* _MATERIAL SUPPLIED_:

• • • • • • •

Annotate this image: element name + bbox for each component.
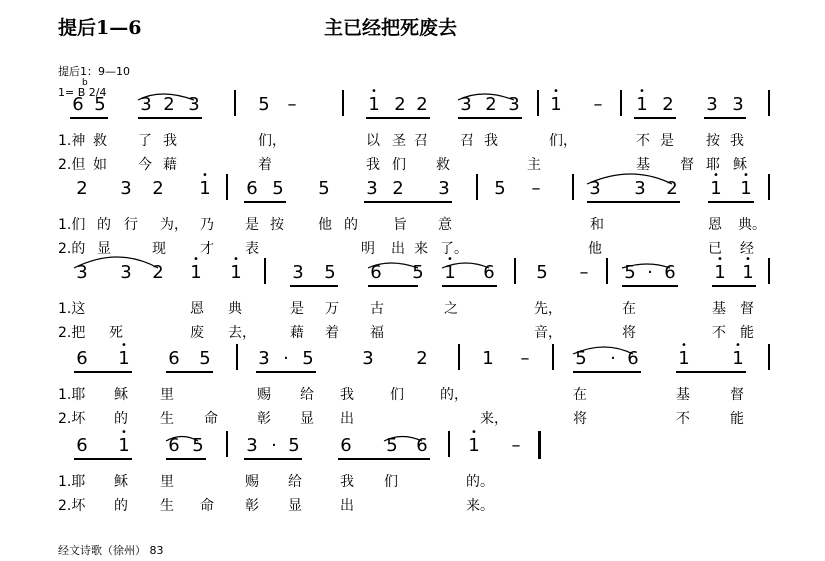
lyric-syllable: 的 (344, 217, 358, 233)
lyric-syllable: 显 (300, 411, 314, 427)
lyric-syllable: 救 (93, 133, 107, 149)
lyric-syllable: 我 (730, 133, 744, 149)
note: 3 (292, 262, 304, 283)
lyric-syllable: 废 (190, 325, 204, 341)
note: 6 (340, 435, 352, 456)
lyric-syllable: 按 (706, 133, 720, 149)
note: 1 • (466, 437, 482, 455)
lyric-syllable: 行 (124, 217, 138, 233)
lyric-syllable: 召 (460, 133, 474, 149)
note: 1 • (197, 180, 213, 198)
lyric-syllable: 典 (228, 301, 242, 317)
note: · (647, 262, 653, 283)
lyric-syllable: 我 (484, 133, 498, 149)
lyric-syllable: 音， (534, 325, 562, 341)
lyric-syllable: 生 (160, 411, 174, 427)
lyric-syllable: 赐 (245, 474, 259, 490)
lyric-syllable: 和 (590, 217, 604, 233)
lyric-syllable: 督 (730, 387, 744, 403)
lyric-syllable: 1.神 (58, 133, 86, 149)
note: 3 (438, 178, 450, 199)
lyric-syllable: 恩 (190, 301, 204, 317)
note: 1 • (366, 96, 382, 114)
note: 5 (288, 435, 300, 456)
octave-dot: • (713, 170, 719, 181)
note: 5 (258, 94, 270, 115)
lyric-syllable: 他 (588, 241, 602, 257)
note: 5 (412, 262, 424, 283)
note: 5 (386, 435, 398, 456)
lyric-syllable: 是 (660, 133, 674, 149)
note: 6 (246, 178, 258, 199)
lyric-syllable: 明 (361, 241, 375, 257)
note: 3 (258, 348, 270, 369)
note: 1 • (712, 264, 728, 282)
lyric-syllable: 不 (636, 133, 650, 149)
lyric-syllable: 命 (200, 498, 214, 514)
note: 3 (140, 94, 152, 115)
note: 6 (483, 262, 495, 283)
note: 6 (168, 348, 180, 369)
note: 3 (508, 94, 520, 115)
lyric-syllable: 是 (245, 217, 259, 233)
lyric-syllable: 命 (204, 411, 218, 427)
note: 6 (76, 348, 88, 369)
lyric-syllable: 彰 (245, 498, 259, 514)
octave-dot: • (735, 340, 741, 351)
lyric-syllable: 今 (138, 157, 152, 173)
note: 1 • (708, 180, 724, 198)
lyric-syllable: 在 (622, 301, 636, 317)
note: 3 (460, 94, 472, 115)
note: 1 • (738, 180, 754, 198)
lyric-syllable: 我 (366, 157, 380, 173)
lyric-syllable: 将 (622, 325, 636, 341)
lyric-syllable: 督 (680, 157, 694, 173)
lyric-syllable: 救 (436, 157, 450, 173)
octave-dot: • (193, 254, 199, 265)
lyric-syllable: 我 (340, 474, 354, 490)
lyric-syllable: 基 (676, 387, 690, 403)
octave-dot: • (681, 340, 687, 351)
note: 2 (152, 178, 164, 199)
lyric-syllable: 的 (114, 498, 128, 514)
lyric-syllable: 1.耶 (58, 387, 86, 403)
lyric-syllable: 2.把 (58, 325, 86, 341)
note: – (531, 178, 541, 199)
note: 1 • (116, 350, 132, 368)
note: · (271, 435, 277, 456)
lyric-syllable: 表 (245, 241, 259, 257)
lyric-syllable: 意 (438, 217, 452, 233)
note: 1 • (730, 350, 746, 368)
lyric-syllable: 2.坏 (58, 411, 86, 427)
octave-dot: • (745, 254, 751, 265)
lyric-syllable: 先， (534, 301, 562, 317)
lyric-syllable: 稣 (733, 157, 747, 173)
octave-dot: • (202, 170, 208, 181)
note: – (511, 435, 521, 456)
lyric-syllable: 生 (160, 498, 174, 514)
note: 5 (302, 348, 314, 369)
note: 2 (76, 178, 88, 199)
lyric-syllable: 才 (200, 241, 214, 257)
lyric-syllable: 在 (573, 387, 587, 403)
lyric-syllable: 来。 (466, 498, 494, 514)
lyric-syllable: 2.但 (58, 157, 86, 173)
lyric-syllable: 们， (258, 133, 286, 149)
octave-dot: • (743, 170, 749, 181)
lyric-syllable: 不 (676, 411, 690, 427)
note: 1 • (188, 264, 204, 282)
lyric-syllable: 1.这 (58, 301, 86, 317)
note: · (283, 348, 289, 369)
lyric-syllable: 出 (391, 241, 405, 257)
note: 1 • (740, 264, 756, 282)
lyric-syllable: 出 (340, 411, 354, 427)
note: 3 (732, 94, 744, 115)
note: 5 (199, 348, 211, 369)
key-signature: 1= B 2/4 (58, 86, 107, 99)
lyric-syllable: 的。 (466, 474, 494, 490)
lyric-syllable: 旨 (393, 217, 407, 233)
lyric-syllable: 1.们 (58, 217, 86, 233)
lyric-syllable: 的， (440, 387, 468, 403)
lyric-syllable: 稣 (114, 387, 128, 403)
octave-dot: • (233, 254, 239, 265)
lyric-syllable: 了。 (440, 241, 468, 257)
lyric-syllable: 来， (480, 411, 508, 427)
note: 6 (168, 435, 180, 456)
note: 5 (324, 262, 336, 283)
octave-dot: • (121, 340, 127, 351)
note: 5 (575, 348, 587, 369)
lyric-syllable: 里 (160, 474, 174, 490)
scripture-reference: 提后1：9—10 (58, 65, 130, 78)
lyric-syllable: 给 (300, 387, 314, 403)
lyric-syllable: 之 (444, 301, 458, 317)
note: 2 (394, 94, 406, 115)
note: 2 (662, 94, 674, 115)
lyric-syllable: 为， (160, 217, 188, 233)
lyric-syllable: 1.耶 (58, 474, 86, 490)
lyric-syllable: 们 (384, 474, 398, 490)
note: 3 (76, 262, 88, 283)
note: 3 (120, 178, 132, 199)
note: – (520, 348, 530, 369)
lyric-syllable: 圣 (392, 133, 406, 149)
lyric-syllable: 恩 (708, 217, 722, 233)
lyric-syllable: 他 (318, 217, 332, 233)
lyric-syllable: 经 (740, 241, 754, 257)
note: – (287, 94, 297, 115)
note: 3 (188, 94, 200, 115)
note: 1 • (676, 350, 692, 368)
lyric-syllable: 着 (258, 157, 272, 173)
note: 3 (634, 178, 646, 199)
note: – (579, 262, 589, 283)
note: 6 (416, 435, 428, 456)
lyric-syllable: 以 (366, 133, 380, 149)
hymn-title: 主已经把死废去 (324, 17, 458, 39)
note: 2 (485, 94, 497, 115)
lyric-syllable: 现 (152, 241, 166, 257)
octave-dot: • (553, 86, 559, 97)
lyric-syllable: 死 (109, 325, 123, 341)
note: 5 (94, 94, 106, 115)
note: 1 (482, 348, 494, 369)
note: 6 (370, 262, 382, 283)
note: 3 (366, 178, 378, 199)
lyric-syllable: 主 (527, 157, 541, 173)
note: 2 (416, 94, 428, 115)
note: 6 (664, 262, 676, 283)
octave-dot: • (639, 86, 645, 97)
note: 2 (152, 262, 164, 283)
note: 5 (318, 178, 330, 199)
note: 5 (536, 262, 548, 283)
lyric-syllable: 了 (138, 133, 152, 149)
lyric-syllable: 我 (163, 133, 177, 149)
note: 1 • (228, 264, 244, 282)
lyric-syllable: 能 (740, 325, 754, 341)
note: 3 (246, 435, 258, 456)
lyric-syllable: 藉 (163, 157, 177, 173)
lyric-syllable: 如 (93, 157, 107, 173)
lyric-syllable: 的 (114, 411, 128, 427)
lyric-syllable: 藉 (290, 325, 304, 341)
lyric-syllable: 耶 (706, 157, 720, 173)
lyric-syllable: 古 (370, 301, 384, 317)
lyric-syllable: 赐 (257, 387, 271, 403)
lyric-syllable: 彰 (257, 411, 271, 427)
lyric-syllable: 显 (97, 241, 111, 257)
source-footer: 经文诗歌（徐州） 83 (58, 544, 164, 557)
lyric-syllable: 的 (97, 217, 111, 233)
lyric-syllable: 们 (390, 387, 404, 403)
note: 3 (362, 348, 374, 369)
hymn-code: 提后1—6 (58, 17, 142, 39)
octave-dot: • (121, 427, 127, 438)
octave-dot: • (471, 427, 477, 438)
note: 3 (120, 262, 132, 283)
note: 6 (76, 435, 88, 456)
lyric-syllable: 不 (712, 325, 726, 341)
lyric-syllable: 已 (708, 241, 722, 257)
lyric-syllable: 按 (270, 217, 284, 233)
lyric-syllable: 督 (740, 301, 754, 317)
note: 2 (163, 94, 175, 115)
lyric-syllable: 基 (712, 301, 726, 317)
lyric-syllable: 们， (549, 133, 577, 149)
lyric-syllable: 里 (160, 387, 174, 403)
note: – (593, 94, 603, 115)
note: 2 (416, 348, 428, 369)
lyric-syllable: 福 (370, 325, 384, 341)
lyric-syllable: 给 (288, 474, 302, 490)
note: 3 (589, 178, 601, 199)
note: 5 (494, 178, 506, 199)
note: 2 (392, 178, 404, 199)
note: 5 (192, 435, 204, 456)
note: 1 • (548, 96, 564, 114)
lyric-syllable: 着 (325, 325, 339, 341)
flat-sign: b (82, 78, 88, 88)
lyric-syllable: 召 (414, 133, 428, 149)
lyric-syllable: 2.坏 (58, 498, 86, 514)
octave-dot: • (447, 254, 453, 265)
note: 5 (624, 262, 636, 283)
lyric-syllable: 去， (228, 325, 256, 341)
lyric-syllable: 将 (573, 411, 587, 427)
lyric-syllable: 来 (414, 241, 428, 257)
note: 6 (72, 94, 84, 115)
note: 3 (706, 94, 718, 115)
note: 1 • (442, 264, 458, 282)
lyric-syllable: 显 (288, 498, 302, 514)
lyric-syllable: 是 (290, 301, 304, 317)
note: 5 (272, 178, 284, 199)
note: 1 • (116, 437, 132, 455)
lyric-syllable: 能 (730, 411, 744, 427)
note: 1 • (634, 96, 650, 114)
lyric-syllable: 们 (392, 157, 406, 173)
lyric-syllable: 基 (636, 157, 650, 173)
lyric-syllable: 我 (340, 387, 354, 403)
lyric-syllable: 出 (340, 498, 354, 514)
octave-dot: • (717, 254, 723, 265)
note: · (610, 348, 616, 369)
lyric-syllable: 典。 (738, 217, 766, 233)
octave-dot: • (371, 86, 377, 97)
lyric-syllable: 2.的 (58, 241, 86, 257)
lyric-syllable: 稣 (114, 474, 128, 490)
note: 6 (627, 348, 639, 369)
note: 2 (666, 178, 678, 199)
lyric-syllable: 万 (325, 301, 339, 317)
lyric-syllable: 乃 (200, 217, 214, 233)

• • • • • • •

* _SHORT TASK_: Reproduce verbatim the lines of the material starting with the line that contains "lyric-syllable: 的 (344, 217, 358, 233)" and continuing through the line that contains "note: 3 (508, 94, 520, 115)", with both of those lines included.

* _ANSWER TO THIS TASK_:
lyric-syllable: 的 (344, 217, 358, 233)
lyric-syllable: 显 (300, 411, 314, 427)
lyric-syllable: 救 (93, 133, 107, 149)
lyric-syllable: 我 (730, 133, 744, 149)
note: 3 (292, 262, 304, 283)
lyric-syllable: 废 (190, 325, 204, 341)
note: 6 (340, 435, 352, 456)
lyric-syllable: 按 (706, 133, 720, 149)
note: 1 • (466, 437, 482, 455)
lyric-syllable: 行 (124, 217, 138, 233)
lyric-syllable: 召 (460, 133, 474, 149)
note: 1 • (197, 180, 213, 198)
lyric-syllable: 典 (228, 301, 242, 317)
note: · (647, 262, 653, 283)
lyric-syllable: 我 (484, 133, 498, 149)
lyric-syllable: 音， (534, 325, 562, 341)
lyric-syllable: 生 (160, 411, 174, 427)
lyric-syllable: 赐 (245, 474, 259, 490)
lyric-syllable: 和 (590, 217, 604, 233)
lyric-syllable: 督 (730, 387, 744, 403)
lyric-syllable: 1.神 (58, 133, 86, 149)
note: 3 (438, 178, 450, 199)
lyric-syllable: 恩 (190, 301, 204, 317)
note: 1 • (366, 96, 382, 114)
note: 5 (288, 435, 300, 456)
octave-dot: • (713, 170, 719, 181)
note: 5 (258, 94, 270, 115)
lyric-syllable: 他 (588, 241, 602, 257)
note: 5 (412, 262, 424, 283)
note: 5 (386, 435, 398, 456)
lyric-syllable: 是 (660, 133, 674, 149)
note: 6 (246, 178, 258, 199)
lyric-syllable: 明 (361, 241, 375, 257)
note: 3 (258, 348, 270, 369)
note: 1 • (712, 264, 728, 282)
lyric-syllable: 不 (636, 133, 650, 149)
lyric-syllable: 命 (200, 498, 214, 514)
note: 3 (140, 94, 152, 115)
note: 6 (483, 262, 495, 283)
note: 6 (168, 348, 180, 369)
note: 3 (508, 94, 520, 115)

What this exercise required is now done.